Filter the data below for the string "score" and copy each matching line.

-- start of Given data --

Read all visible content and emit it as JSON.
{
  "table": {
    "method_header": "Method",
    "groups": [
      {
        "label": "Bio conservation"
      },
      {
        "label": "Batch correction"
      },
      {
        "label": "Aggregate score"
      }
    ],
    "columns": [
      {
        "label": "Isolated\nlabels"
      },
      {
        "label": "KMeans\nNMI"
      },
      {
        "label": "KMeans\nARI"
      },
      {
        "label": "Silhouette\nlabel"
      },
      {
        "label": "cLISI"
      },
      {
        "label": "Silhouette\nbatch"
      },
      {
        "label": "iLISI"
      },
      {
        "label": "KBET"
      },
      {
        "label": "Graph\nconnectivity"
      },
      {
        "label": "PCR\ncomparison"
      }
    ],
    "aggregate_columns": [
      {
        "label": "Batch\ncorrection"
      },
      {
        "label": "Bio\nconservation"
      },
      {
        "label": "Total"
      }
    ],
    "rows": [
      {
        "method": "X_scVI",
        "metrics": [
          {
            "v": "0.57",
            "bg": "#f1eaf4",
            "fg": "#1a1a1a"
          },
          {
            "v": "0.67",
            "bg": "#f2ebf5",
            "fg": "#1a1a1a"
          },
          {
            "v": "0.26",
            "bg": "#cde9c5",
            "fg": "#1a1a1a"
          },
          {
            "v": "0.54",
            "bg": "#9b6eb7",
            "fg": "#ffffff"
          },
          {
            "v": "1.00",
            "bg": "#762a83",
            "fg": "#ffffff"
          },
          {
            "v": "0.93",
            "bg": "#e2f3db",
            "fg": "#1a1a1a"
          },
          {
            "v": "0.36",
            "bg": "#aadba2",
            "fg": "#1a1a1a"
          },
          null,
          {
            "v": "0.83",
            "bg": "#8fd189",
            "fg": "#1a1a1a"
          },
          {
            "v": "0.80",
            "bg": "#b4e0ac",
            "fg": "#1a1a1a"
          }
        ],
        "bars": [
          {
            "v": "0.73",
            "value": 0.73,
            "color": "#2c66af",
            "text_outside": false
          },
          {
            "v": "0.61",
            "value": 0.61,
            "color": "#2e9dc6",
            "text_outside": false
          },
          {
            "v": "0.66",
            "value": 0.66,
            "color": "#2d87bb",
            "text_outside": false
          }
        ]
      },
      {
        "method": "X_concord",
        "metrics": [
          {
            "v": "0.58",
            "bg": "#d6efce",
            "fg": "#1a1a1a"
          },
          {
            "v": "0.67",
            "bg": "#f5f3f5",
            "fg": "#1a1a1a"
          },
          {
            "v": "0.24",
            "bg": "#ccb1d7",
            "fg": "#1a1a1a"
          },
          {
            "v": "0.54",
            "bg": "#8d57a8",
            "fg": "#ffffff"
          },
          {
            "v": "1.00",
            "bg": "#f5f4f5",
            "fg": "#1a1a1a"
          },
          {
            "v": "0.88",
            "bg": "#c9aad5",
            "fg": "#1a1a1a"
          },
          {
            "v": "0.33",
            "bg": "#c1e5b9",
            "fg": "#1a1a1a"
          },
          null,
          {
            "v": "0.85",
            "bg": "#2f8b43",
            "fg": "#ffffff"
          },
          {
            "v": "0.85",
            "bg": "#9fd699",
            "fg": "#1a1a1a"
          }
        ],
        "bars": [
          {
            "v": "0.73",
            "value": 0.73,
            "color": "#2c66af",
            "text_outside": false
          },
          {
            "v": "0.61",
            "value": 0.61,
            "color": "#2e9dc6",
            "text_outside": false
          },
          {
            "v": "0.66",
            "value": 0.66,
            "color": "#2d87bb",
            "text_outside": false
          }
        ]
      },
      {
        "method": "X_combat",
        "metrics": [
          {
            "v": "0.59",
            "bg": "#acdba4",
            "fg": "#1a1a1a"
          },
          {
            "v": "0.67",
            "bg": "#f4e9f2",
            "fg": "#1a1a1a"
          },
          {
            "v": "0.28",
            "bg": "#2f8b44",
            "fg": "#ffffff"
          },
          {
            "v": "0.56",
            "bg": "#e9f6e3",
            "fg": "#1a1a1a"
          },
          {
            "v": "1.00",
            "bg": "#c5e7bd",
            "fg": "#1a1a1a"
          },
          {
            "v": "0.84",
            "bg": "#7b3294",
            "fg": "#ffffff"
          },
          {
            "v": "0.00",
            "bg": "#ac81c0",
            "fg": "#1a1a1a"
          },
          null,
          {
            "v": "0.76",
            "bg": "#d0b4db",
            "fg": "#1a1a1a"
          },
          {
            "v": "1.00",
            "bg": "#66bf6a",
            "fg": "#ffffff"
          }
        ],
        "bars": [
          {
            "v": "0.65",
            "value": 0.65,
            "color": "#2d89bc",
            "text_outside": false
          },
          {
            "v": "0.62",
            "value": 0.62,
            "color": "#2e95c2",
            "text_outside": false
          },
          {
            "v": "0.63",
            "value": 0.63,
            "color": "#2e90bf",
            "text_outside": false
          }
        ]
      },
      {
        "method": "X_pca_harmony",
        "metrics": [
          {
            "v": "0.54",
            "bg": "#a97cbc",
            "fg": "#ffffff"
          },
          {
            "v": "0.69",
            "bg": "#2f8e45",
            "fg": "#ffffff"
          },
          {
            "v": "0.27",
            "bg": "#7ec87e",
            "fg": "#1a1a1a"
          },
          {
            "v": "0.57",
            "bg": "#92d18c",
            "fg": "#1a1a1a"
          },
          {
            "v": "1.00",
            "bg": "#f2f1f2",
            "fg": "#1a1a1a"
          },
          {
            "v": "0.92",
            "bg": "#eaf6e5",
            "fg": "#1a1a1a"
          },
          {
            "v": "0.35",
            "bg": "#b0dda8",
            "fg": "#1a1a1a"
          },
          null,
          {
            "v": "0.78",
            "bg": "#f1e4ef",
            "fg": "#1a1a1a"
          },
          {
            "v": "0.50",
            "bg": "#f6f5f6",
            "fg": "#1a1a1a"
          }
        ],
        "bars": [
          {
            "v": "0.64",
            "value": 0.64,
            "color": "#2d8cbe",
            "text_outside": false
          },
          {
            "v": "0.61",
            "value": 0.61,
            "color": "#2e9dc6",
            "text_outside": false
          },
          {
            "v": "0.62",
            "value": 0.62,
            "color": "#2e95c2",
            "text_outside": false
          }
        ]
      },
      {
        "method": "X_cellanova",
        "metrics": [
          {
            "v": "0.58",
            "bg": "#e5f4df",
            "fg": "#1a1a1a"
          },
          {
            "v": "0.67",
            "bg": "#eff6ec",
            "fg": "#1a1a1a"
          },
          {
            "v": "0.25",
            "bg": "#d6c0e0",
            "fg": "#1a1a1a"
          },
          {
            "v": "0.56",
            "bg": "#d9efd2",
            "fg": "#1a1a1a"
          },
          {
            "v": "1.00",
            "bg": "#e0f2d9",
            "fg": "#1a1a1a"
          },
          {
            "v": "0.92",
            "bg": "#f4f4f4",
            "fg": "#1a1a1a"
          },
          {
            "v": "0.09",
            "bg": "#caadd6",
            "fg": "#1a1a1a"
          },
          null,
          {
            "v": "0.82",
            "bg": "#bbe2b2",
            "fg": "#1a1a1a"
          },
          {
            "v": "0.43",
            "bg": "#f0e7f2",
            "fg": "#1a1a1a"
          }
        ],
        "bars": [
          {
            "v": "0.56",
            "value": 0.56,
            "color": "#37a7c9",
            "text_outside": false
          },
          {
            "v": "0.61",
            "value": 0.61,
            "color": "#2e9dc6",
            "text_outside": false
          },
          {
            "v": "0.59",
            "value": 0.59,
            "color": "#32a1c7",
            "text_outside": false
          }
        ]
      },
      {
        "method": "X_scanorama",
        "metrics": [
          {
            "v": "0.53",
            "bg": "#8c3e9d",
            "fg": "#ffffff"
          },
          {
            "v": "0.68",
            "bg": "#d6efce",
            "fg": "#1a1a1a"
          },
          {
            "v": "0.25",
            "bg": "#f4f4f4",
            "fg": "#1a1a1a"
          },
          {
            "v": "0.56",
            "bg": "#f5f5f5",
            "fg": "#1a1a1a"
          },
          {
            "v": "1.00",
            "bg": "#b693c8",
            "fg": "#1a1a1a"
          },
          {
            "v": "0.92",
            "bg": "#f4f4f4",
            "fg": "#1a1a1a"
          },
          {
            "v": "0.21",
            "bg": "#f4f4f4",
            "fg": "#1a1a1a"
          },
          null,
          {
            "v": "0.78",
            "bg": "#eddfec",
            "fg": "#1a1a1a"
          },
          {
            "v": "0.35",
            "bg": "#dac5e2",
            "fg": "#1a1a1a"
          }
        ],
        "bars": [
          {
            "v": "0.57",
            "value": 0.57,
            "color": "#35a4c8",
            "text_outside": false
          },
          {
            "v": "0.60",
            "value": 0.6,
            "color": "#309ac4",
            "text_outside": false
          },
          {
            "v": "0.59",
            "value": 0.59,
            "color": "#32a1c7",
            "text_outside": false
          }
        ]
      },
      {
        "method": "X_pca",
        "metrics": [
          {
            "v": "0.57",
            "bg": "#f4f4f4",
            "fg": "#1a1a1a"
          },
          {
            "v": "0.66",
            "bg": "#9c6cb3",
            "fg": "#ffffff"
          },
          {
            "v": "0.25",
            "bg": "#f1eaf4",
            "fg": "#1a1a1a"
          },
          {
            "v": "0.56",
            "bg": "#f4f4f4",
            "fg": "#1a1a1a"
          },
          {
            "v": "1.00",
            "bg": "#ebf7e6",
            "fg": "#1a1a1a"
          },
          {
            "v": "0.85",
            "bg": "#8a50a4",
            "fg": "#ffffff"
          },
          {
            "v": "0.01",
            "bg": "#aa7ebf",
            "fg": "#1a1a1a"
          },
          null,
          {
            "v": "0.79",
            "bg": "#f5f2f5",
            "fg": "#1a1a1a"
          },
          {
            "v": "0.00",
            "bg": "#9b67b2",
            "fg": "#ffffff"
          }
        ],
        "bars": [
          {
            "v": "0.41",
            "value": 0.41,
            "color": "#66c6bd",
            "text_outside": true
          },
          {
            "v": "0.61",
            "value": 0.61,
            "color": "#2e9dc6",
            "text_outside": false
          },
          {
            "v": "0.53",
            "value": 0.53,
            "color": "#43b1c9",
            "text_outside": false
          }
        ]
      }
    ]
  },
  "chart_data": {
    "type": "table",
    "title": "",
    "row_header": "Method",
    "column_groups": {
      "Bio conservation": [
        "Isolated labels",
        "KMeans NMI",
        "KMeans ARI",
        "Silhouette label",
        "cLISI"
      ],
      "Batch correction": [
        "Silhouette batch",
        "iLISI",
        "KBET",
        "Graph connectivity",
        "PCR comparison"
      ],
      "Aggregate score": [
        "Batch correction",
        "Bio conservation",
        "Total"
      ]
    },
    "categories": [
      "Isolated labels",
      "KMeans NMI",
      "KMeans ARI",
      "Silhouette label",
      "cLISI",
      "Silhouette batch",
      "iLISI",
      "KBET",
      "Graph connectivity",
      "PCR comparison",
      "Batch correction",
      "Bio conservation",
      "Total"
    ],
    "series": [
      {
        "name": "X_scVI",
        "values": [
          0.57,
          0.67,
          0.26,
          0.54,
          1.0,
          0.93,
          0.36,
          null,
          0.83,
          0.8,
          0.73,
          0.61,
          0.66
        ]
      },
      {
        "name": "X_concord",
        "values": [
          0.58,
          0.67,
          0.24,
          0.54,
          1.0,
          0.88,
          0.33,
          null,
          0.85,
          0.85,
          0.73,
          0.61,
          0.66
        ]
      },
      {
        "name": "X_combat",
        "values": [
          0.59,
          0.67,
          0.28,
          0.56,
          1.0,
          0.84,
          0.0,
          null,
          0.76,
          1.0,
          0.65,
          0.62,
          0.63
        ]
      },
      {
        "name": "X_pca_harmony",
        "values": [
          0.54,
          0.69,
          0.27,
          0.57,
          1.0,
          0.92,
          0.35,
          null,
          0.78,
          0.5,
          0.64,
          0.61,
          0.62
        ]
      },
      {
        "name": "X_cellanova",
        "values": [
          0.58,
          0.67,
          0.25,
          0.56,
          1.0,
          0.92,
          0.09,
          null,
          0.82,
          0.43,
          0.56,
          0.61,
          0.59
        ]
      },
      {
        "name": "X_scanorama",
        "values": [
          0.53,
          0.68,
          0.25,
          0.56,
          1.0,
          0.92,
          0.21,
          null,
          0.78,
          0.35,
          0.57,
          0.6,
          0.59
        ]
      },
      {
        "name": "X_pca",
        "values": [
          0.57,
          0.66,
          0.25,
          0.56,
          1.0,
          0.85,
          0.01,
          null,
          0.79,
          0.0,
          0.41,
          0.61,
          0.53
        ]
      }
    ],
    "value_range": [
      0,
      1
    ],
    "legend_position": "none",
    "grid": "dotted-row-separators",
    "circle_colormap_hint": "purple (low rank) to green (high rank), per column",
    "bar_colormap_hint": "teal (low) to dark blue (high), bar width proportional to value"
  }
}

-- end of Given data --

[Problem solution]
        "label": "Aggregate score"
      "Aggregate score": [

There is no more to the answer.